Your task: Lines containing the word "percent" are to be located and copied.

Extracts from a graphics dataset
====

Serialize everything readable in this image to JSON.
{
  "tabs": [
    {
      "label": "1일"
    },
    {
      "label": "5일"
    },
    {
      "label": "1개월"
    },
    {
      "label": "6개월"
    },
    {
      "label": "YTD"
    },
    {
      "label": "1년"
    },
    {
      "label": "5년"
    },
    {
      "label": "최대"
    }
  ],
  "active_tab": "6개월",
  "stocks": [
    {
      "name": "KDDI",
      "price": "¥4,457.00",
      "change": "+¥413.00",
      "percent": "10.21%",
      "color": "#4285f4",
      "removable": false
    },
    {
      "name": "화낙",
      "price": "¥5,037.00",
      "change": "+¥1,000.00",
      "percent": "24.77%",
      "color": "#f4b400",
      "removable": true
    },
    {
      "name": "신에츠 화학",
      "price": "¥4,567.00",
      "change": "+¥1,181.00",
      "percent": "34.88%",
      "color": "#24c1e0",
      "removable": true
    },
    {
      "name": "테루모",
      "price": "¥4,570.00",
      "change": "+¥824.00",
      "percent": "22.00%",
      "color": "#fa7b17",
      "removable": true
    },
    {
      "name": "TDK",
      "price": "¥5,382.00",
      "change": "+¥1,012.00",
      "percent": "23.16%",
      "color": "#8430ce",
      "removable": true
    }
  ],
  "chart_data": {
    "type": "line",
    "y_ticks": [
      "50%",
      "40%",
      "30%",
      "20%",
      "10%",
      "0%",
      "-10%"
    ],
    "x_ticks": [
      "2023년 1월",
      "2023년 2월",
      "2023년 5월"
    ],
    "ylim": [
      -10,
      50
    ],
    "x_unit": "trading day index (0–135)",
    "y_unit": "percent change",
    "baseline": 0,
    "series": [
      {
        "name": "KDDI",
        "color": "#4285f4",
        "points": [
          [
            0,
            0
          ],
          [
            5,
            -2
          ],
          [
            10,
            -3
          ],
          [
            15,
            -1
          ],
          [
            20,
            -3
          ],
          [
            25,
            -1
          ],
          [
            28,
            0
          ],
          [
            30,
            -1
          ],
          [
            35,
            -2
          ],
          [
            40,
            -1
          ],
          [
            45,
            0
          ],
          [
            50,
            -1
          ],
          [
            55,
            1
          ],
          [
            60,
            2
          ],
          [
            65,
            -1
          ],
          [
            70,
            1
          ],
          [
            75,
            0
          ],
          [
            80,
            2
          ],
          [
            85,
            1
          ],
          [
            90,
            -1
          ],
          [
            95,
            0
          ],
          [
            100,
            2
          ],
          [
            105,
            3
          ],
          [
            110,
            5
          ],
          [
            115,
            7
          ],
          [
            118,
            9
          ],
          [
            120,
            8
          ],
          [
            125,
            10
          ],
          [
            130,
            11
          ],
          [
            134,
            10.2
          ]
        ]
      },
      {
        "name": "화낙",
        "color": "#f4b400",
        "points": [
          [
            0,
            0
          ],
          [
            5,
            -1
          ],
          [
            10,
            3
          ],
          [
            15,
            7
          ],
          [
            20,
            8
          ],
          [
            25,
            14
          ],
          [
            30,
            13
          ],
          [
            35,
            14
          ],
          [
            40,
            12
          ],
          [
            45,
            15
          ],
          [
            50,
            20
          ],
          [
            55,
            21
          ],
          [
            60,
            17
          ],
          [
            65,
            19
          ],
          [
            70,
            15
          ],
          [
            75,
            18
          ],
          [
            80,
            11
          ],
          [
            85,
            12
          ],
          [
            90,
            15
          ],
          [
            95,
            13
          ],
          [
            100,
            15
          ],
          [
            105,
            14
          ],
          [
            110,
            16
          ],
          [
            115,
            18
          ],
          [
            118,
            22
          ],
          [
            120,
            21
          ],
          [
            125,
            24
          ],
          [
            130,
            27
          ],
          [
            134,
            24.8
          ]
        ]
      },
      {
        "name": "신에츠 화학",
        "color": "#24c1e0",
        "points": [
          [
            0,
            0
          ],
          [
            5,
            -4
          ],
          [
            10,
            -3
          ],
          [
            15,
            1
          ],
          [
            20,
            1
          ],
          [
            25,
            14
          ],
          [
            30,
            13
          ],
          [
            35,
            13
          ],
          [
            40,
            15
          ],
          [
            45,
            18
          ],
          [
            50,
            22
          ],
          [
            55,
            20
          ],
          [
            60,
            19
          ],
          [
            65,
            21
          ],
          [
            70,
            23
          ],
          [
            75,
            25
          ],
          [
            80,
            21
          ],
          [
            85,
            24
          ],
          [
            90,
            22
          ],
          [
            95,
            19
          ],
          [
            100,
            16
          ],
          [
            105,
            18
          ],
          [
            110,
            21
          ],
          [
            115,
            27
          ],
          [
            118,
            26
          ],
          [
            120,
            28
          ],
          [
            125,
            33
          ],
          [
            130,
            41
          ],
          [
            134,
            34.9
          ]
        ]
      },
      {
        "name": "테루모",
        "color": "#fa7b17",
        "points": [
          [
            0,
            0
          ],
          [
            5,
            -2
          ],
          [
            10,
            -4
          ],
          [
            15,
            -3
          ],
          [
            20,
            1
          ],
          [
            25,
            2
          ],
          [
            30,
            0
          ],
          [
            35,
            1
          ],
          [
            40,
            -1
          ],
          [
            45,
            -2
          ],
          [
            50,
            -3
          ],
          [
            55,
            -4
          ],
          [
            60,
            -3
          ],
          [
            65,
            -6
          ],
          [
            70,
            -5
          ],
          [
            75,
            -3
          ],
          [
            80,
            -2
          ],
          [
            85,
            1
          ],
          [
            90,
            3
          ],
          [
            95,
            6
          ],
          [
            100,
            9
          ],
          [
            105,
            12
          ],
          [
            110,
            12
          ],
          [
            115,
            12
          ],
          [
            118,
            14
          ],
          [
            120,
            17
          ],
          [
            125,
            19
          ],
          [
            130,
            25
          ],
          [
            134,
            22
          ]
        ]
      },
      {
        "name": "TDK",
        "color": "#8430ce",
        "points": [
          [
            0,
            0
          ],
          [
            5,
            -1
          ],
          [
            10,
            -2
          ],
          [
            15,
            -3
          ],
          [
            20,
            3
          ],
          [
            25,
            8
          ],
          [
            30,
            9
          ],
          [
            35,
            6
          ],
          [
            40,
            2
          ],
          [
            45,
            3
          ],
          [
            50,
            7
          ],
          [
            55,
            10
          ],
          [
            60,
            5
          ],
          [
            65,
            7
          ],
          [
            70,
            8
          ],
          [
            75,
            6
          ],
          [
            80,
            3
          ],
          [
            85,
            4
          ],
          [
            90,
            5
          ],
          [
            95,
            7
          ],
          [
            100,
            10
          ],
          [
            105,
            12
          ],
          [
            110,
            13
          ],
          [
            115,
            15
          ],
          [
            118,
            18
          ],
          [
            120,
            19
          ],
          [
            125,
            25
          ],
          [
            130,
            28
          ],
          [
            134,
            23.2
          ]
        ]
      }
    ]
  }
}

====

Solved exercise:
      "percent": "10.21%",
      "percent": "24.77%",
      "percent": "34.88%",
      "percent": "22.00%",
      "percent": "23.16%",
    "y_unit": "percent change",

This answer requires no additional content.